***** ENTRIES SUPPLIED *****
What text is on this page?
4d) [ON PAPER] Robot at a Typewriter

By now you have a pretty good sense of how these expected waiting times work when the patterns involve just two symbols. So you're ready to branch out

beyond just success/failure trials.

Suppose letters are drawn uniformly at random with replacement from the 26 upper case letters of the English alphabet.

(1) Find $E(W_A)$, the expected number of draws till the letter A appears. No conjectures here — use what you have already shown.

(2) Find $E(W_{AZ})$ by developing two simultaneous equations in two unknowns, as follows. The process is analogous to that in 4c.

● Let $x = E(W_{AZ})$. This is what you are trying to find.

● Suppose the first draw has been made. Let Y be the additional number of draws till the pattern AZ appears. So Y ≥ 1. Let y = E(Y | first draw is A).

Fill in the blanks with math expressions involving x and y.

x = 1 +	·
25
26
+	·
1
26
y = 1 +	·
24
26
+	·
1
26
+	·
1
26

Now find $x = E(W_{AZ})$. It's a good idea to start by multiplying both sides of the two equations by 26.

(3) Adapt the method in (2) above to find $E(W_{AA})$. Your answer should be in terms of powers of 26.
*****
***** ENTRIES SUPPLIED *****
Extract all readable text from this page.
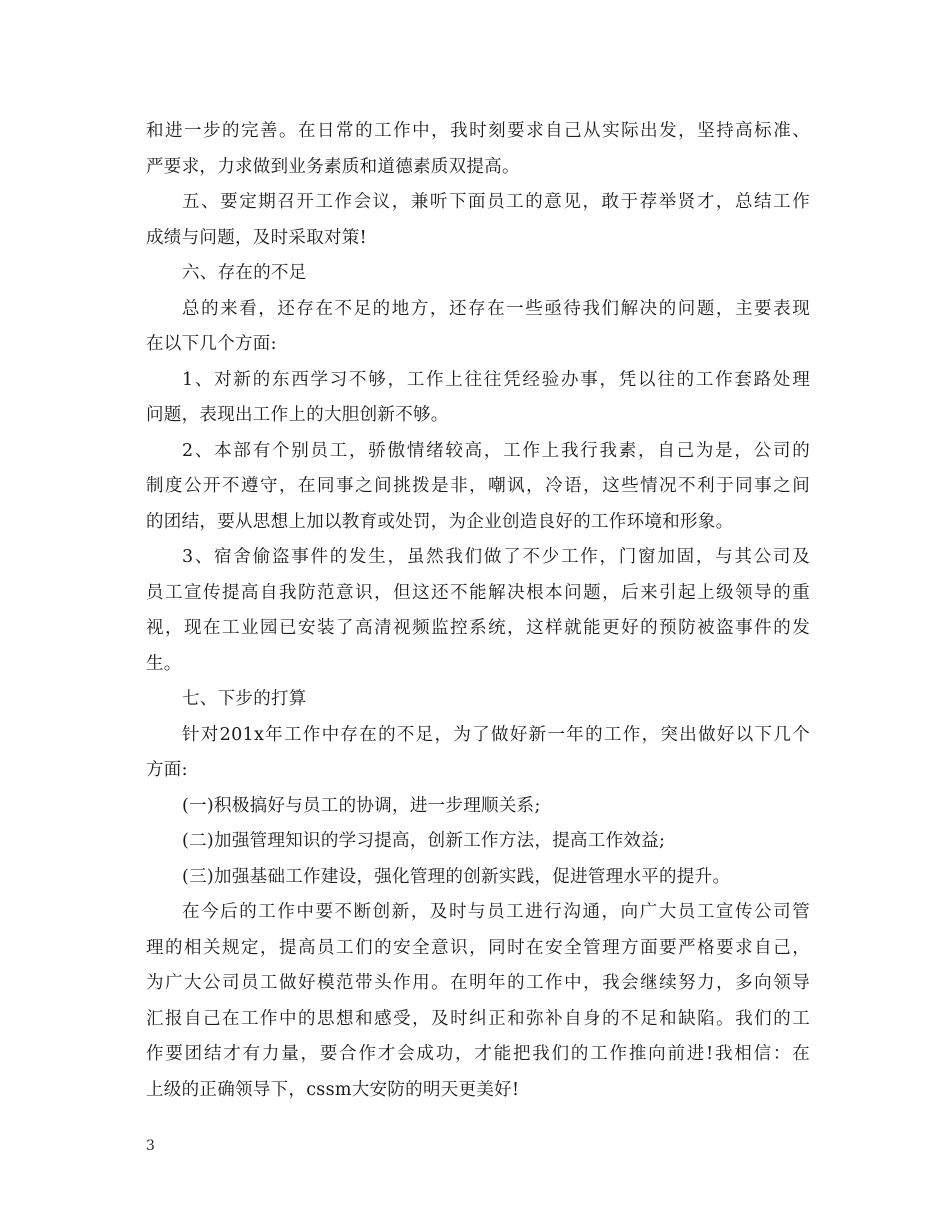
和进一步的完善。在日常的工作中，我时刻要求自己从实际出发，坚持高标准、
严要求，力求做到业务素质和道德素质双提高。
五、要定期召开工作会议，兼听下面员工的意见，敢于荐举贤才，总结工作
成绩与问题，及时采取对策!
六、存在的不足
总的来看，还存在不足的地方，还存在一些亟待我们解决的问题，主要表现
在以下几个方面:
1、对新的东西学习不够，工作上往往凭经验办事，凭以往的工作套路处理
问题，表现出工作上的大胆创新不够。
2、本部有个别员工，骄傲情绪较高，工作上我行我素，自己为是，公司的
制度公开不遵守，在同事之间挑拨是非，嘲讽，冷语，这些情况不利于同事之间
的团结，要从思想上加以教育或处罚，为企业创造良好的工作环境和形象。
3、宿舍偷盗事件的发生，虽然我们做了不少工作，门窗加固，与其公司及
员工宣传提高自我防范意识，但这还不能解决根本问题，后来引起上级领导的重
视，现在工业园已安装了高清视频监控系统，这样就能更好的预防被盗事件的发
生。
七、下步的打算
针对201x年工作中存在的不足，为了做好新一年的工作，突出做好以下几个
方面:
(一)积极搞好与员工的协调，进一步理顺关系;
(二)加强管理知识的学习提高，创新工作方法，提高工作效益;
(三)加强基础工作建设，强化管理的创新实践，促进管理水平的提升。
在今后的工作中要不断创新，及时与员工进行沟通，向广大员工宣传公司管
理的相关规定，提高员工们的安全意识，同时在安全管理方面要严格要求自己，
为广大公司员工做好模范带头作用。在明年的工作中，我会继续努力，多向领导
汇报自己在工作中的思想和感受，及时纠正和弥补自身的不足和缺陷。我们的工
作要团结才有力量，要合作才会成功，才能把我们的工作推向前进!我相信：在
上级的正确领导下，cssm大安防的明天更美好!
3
*****
***** ENTRIES SUPPLIED *****
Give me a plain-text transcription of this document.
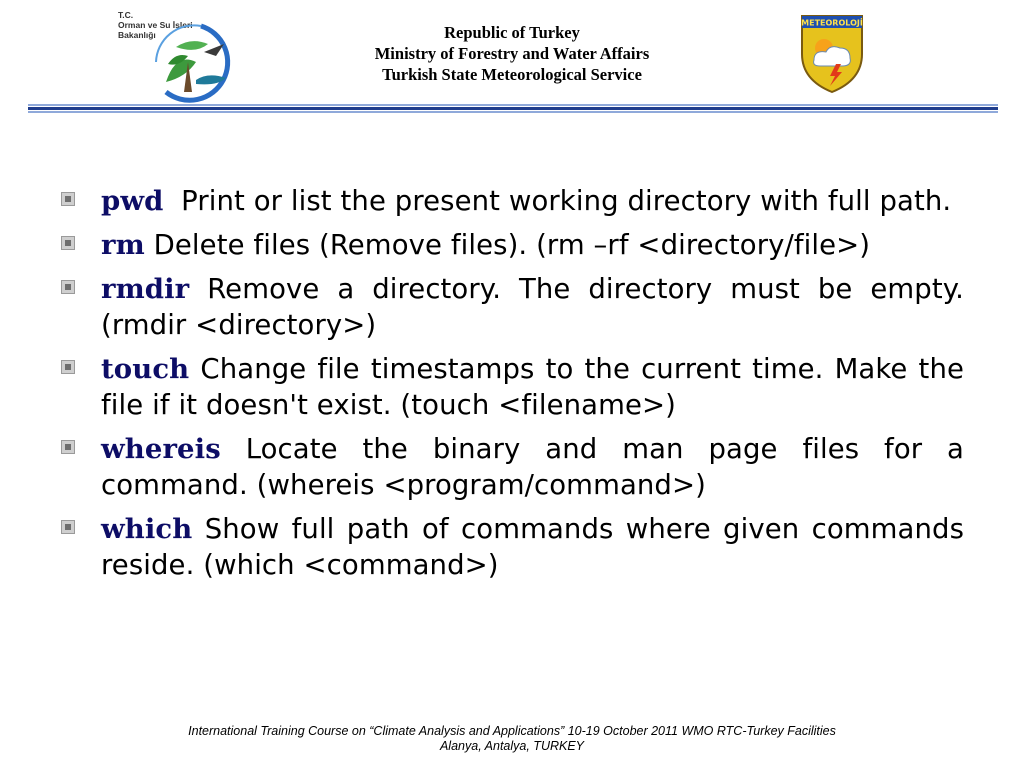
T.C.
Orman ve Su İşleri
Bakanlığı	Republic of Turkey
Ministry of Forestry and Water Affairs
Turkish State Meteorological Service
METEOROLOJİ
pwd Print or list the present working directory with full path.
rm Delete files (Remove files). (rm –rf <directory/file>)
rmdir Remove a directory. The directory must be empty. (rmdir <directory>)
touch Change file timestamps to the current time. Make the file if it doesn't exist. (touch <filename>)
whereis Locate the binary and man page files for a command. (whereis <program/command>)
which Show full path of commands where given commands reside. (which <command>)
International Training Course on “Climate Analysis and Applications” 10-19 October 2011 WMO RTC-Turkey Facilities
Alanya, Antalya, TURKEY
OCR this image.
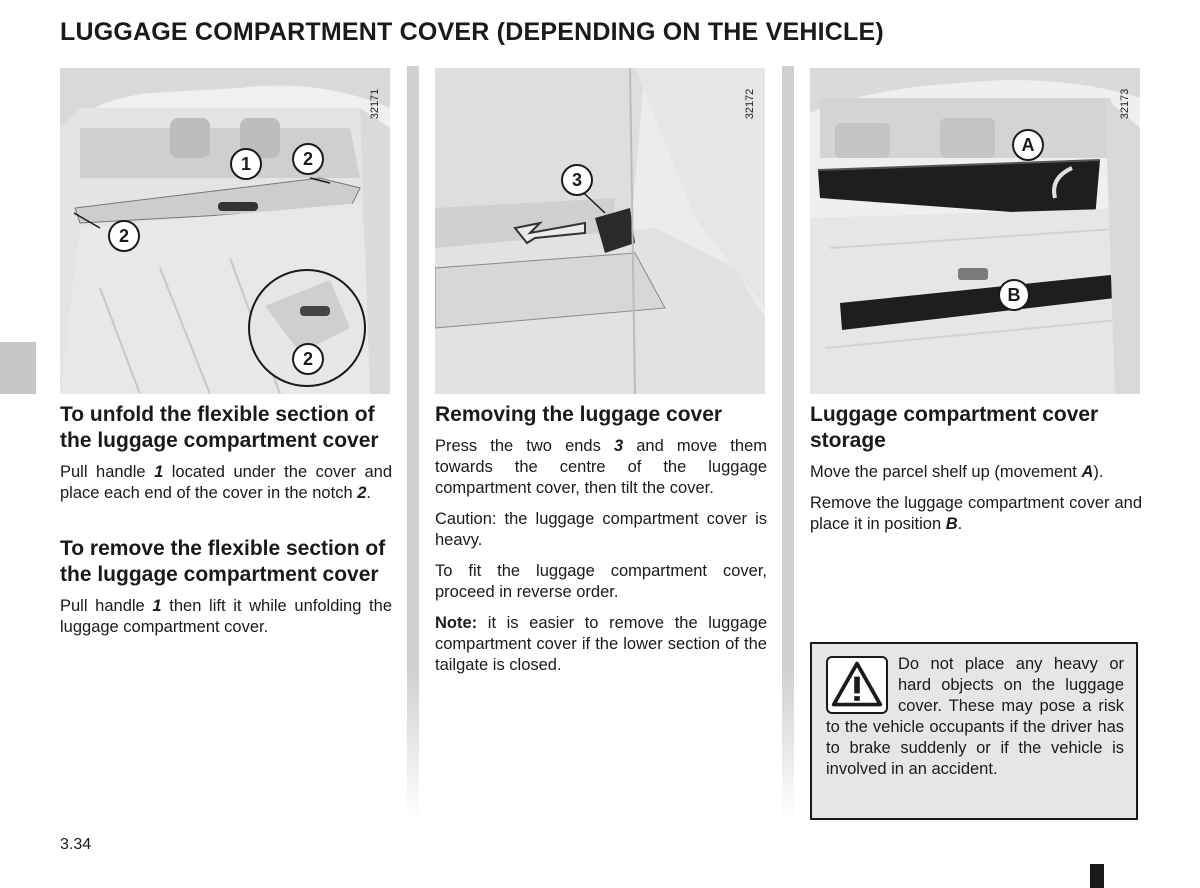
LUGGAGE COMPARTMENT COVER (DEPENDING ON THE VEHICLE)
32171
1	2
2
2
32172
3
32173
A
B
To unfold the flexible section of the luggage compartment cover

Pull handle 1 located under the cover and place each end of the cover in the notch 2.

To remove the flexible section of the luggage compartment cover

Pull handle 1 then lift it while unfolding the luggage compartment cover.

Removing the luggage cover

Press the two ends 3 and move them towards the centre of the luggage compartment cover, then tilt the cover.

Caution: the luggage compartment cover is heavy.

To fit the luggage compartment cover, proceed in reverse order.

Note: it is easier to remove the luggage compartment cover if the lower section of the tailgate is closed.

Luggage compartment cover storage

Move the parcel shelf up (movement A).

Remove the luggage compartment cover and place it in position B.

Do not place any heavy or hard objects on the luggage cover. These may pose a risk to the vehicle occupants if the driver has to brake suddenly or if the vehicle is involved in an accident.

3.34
*****
## EXERCISE GOAL
Report each line in the data that holds the word "path".

## RESULT OF THIS TASK
pwd Print or list the present working directory with full path.
which Show full path of commands where given commands reside. (which <command>)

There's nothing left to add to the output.